Provided entries.
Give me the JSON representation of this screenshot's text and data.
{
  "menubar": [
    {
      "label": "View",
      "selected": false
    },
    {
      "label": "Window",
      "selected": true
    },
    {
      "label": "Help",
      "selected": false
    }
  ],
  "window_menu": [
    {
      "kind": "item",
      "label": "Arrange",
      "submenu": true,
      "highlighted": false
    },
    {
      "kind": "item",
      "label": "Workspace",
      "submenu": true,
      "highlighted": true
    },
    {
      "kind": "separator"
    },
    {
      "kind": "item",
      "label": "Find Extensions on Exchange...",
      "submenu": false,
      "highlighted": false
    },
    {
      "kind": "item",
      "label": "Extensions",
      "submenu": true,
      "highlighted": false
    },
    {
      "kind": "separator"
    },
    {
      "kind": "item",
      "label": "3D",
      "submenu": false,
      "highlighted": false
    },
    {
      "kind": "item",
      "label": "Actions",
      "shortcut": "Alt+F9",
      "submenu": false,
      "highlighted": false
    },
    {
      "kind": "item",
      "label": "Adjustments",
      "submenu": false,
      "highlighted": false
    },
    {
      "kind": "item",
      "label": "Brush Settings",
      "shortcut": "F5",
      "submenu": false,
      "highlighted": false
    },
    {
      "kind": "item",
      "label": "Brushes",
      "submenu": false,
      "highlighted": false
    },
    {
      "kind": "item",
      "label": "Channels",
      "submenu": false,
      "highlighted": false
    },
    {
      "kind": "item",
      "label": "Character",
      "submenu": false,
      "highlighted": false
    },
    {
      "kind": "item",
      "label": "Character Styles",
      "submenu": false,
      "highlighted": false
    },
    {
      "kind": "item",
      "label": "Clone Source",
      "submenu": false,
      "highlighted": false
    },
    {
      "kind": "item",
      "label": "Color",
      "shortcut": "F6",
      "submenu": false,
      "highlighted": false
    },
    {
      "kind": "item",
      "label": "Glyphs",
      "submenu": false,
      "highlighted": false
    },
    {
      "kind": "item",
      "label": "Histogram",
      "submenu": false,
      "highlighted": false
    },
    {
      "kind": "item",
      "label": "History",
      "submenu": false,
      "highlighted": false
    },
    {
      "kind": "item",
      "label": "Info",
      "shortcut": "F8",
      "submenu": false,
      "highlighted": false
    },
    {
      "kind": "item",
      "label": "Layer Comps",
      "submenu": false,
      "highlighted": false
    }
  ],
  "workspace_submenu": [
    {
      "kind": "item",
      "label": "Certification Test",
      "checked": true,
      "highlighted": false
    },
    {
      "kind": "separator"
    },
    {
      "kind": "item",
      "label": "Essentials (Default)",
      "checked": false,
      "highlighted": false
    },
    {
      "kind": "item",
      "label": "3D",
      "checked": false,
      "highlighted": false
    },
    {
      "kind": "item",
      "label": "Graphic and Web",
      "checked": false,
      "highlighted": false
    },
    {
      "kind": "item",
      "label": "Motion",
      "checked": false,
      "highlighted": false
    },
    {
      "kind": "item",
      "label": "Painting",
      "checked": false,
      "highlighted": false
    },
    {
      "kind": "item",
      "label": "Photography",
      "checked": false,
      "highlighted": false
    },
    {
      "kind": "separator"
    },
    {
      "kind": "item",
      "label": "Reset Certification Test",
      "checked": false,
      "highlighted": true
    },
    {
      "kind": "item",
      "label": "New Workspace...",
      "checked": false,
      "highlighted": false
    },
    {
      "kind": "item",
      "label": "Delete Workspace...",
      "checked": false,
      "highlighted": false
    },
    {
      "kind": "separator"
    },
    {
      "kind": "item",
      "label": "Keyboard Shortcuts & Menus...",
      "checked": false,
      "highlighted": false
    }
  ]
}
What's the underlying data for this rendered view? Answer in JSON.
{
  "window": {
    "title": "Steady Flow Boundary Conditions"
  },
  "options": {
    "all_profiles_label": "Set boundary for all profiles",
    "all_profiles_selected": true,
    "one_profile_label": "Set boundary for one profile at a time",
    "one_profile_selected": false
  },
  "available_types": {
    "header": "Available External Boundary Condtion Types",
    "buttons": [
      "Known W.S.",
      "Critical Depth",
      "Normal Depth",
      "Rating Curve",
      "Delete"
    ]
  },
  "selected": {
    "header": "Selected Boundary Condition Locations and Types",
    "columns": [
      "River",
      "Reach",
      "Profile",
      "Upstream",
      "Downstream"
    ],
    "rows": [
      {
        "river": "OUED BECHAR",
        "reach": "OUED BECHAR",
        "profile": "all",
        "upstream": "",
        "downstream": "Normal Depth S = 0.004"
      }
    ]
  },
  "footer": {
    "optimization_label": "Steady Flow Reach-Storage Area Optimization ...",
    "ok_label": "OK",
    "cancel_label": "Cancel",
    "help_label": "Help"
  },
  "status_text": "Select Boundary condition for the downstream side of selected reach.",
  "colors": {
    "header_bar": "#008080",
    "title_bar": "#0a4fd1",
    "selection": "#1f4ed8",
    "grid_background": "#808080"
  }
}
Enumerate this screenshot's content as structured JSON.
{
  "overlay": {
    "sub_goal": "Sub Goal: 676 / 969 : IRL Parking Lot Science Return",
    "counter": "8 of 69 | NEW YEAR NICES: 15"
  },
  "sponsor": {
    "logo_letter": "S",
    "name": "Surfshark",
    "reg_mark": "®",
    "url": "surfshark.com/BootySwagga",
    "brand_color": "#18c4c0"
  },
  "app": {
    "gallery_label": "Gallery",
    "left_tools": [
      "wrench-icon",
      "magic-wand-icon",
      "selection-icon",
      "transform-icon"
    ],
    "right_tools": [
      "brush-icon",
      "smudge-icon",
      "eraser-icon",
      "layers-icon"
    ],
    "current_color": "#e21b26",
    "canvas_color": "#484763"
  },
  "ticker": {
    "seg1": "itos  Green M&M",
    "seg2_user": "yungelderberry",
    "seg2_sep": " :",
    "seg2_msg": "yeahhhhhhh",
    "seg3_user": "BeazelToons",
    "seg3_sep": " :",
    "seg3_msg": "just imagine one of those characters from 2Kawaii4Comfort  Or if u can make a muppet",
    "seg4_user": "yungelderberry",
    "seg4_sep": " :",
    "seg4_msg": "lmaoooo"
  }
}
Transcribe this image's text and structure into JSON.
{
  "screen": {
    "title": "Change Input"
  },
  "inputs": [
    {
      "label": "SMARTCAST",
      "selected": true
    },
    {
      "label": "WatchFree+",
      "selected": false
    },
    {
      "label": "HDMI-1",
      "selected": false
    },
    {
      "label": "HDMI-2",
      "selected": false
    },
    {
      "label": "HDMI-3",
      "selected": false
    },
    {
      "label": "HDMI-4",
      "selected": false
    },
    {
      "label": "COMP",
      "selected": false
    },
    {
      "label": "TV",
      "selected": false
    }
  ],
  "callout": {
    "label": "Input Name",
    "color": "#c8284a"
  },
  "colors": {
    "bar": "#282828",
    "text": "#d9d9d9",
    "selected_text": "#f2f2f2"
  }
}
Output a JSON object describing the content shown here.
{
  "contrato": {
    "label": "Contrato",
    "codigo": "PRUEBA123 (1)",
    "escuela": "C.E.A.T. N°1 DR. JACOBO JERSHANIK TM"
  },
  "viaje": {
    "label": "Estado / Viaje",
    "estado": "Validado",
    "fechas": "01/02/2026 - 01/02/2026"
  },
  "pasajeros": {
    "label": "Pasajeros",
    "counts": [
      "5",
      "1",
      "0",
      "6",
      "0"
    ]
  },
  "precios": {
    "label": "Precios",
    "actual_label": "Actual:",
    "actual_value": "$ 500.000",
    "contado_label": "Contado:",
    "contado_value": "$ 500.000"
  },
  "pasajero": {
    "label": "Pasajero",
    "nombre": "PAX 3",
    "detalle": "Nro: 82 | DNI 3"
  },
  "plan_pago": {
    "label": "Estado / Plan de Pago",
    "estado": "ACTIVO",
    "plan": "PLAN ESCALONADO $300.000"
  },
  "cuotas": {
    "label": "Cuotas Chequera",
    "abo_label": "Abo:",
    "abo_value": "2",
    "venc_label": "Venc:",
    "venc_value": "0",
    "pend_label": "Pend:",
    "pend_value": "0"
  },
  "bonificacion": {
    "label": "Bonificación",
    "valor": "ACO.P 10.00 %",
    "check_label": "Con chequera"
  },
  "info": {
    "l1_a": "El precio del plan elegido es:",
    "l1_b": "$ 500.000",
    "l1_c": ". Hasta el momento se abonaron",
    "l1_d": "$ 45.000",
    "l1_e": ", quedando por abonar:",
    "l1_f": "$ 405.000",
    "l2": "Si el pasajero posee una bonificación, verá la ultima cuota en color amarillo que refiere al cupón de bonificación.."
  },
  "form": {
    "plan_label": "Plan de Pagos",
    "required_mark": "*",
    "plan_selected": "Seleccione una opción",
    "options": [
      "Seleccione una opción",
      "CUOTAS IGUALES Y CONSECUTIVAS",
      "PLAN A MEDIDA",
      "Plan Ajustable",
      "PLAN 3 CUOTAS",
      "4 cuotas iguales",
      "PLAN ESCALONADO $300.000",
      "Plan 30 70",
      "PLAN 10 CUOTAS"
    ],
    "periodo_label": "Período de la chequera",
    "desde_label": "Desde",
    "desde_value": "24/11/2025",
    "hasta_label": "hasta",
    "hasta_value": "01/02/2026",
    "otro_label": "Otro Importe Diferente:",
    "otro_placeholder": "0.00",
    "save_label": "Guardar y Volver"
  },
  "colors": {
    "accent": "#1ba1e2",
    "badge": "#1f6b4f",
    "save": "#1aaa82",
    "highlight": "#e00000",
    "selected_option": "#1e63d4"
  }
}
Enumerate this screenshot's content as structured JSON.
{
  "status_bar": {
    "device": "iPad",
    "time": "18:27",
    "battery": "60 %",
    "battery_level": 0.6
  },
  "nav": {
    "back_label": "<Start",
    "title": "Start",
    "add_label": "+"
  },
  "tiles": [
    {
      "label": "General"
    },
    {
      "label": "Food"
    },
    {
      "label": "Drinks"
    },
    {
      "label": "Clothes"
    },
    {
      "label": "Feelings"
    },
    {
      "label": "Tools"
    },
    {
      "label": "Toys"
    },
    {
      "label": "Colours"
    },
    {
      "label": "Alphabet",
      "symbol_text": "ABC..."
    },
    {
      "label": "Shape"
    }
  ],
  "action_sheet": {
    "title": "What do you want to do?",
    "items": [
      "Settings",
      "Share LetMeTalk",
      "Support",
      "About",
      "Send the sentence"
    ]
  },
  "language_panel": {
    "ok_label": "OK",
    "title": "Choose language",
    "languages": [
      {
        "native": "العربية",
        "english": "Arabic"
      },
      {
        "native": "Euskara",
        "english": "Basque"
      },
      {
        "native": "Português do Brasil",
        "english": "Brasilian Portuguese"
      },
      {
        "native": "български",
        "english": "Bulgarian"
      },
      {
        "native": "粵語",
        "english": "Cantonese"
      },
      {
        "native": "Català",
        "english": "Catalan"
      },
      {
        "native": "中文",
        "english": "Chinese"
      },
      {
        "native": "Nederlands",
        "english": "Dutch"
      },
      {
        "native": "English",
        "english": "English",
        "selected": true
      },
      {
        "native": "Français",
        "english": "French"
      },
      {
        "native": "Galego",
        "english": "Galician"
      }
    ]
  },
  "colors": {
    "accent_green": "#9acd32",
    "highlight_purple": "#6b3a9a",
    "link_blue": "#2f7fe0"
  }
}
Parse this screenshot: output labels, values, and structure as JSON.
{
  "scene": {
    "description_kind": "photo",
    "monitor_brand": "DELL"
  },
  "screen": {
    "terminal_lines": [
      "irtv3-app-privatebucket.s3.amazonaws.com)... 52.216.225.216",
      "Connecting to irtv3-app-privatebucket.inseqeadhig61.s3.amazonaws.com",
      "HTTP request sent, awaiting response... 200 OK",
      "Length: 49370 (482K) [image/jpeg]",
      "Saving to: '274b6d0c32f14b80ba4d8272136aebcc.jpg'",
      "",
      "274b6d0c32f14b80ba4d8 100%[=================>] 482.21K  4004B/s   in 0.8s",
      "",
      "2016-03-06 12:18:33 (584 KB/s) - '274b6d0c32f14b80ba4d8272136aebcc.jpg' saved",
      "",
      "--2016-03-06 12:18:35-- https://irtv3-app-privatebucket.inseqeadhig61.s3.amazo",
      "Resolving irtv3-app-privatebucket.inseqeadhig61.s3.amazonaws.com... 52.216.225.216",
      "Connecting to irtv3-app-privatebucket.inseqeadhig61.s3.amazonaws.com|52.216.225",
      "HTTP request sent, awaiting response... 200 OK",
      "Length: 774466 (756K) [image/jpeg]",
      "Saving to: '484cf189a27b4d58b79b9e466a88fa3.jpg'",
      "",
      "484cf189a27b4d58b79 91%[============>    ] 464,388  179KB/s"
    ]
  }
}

The task. Track down every line with the word "data" and copy it.

In response.
Give me the JSON representation of this screenshot's text and data.
What's the underlying data for this rendered view? Answer in JSON.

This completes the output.